[Dataset excerpts]
------
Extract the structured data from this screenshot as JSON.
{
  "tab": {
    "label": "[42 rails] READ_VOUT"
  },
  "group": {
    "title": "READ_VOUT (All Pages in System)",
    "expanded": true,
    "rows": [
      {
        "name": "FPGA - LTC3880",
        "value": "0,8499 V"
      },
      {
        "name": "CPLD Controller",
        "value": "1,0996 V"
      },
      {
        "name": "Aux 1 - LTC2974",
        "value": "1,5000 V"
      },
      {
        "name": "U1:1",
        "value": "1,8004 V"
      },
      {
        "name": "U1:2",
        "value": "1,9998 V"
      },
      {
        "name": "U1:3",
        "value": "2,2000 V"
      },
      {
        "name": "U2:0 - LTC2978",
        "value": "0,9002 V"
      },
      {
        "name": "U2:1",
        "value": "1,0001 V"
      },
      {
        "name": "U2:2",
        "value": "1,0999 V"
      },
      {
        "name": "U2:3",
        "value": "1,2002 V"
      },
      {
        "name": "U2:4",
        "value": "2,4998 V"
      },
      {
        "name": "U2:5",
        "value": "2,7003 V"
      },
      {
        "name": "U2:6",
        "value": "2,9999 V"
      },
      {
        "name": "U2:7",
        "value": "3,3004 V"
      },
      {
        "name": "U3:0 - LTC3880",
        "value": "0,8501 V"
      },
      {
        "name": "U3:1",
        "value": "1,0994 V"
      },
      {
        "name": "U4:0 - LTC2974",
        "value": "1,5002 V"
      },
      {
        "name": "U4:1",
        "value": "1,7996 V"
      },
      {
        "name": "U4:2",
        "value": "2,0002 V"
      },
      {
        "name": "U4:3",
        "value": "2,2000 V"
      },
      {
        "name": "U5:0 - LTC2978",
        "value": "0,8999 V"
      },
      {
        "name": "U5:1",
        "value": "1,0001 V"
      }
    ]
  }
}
------
WRITTEN INSTRUCTION => Write out the data again, exactly and in full.

RESULT BELOW =>
Extract the structured data from this screenshot as JSON.
{
  "tab": {
    "label": "[42 rails] READ_VOUT"
  },
  "group": {
    "title": "READ_VOUT (All Pages in System)",
    "expanded": true,
    "rows": [
      {
        "name": "FPGA - LTC3880",
        "value": "0,8499 V"
      },
      {
        "name": "CPLD Controller",
        "value": "1,0996 V"
      },
      {
        "name": "Aux 1 - LTC2974",
        "value": "1,5000 V"
      },
      {
        "name": "U1:1",
        "value": "1,8004 V"
      },
      {
        "name": "U1:2",
        "value": "1,9998 V"
      },
      {
        "name": "U1:3",
        "value": "2,2000 V"
      },
      {
        "name": "U2:0 - LTC2978",
        "value": "0,9002 V"
      },
      {
        "name": "U2:1",
        "value": "1,0001 V"
      },
      {
        "name": "U2:2",
        "value": "1,0999 V"
      },
      {
        "name": "U2:3",
        "value": "1,2002 V"
      },
      {
        "name": "U2:4",
        "value": "2,4998 V"
      },
      {
        "name": "U2:5",
        "value": "2,7003 V"
      },
      {
        "name": "U2:6",
        "value": "2,9999 V"
      },
      {
        "name": "U2:7",
        "value": "3,3004 V"
      },
      {
        "name": "U3:0 - LTC3880",
        "value": "0,8501 V"
      },
      {
        "name": "U3:1",
        "value": "1,0994 V"
      },
      {
        "name": "U4:0 - LTC2974",
        "value": "1,5002 V"
      },
      {
        "name": "U4:1",
        "value": "1,7996 V"
      },
      {
        "name": "U4:2",
        "value": "2,0002 V"
      },
      {
        "name": "U4:3",
        "value": "2,2000 V"
      },
      {
        "name": "U5:0 - LTC2978",
        "value": "0,8999 V"
      },
      {
        "name": "U5:1",
        "value": "1,0001 V"
      }
    ]
  }
}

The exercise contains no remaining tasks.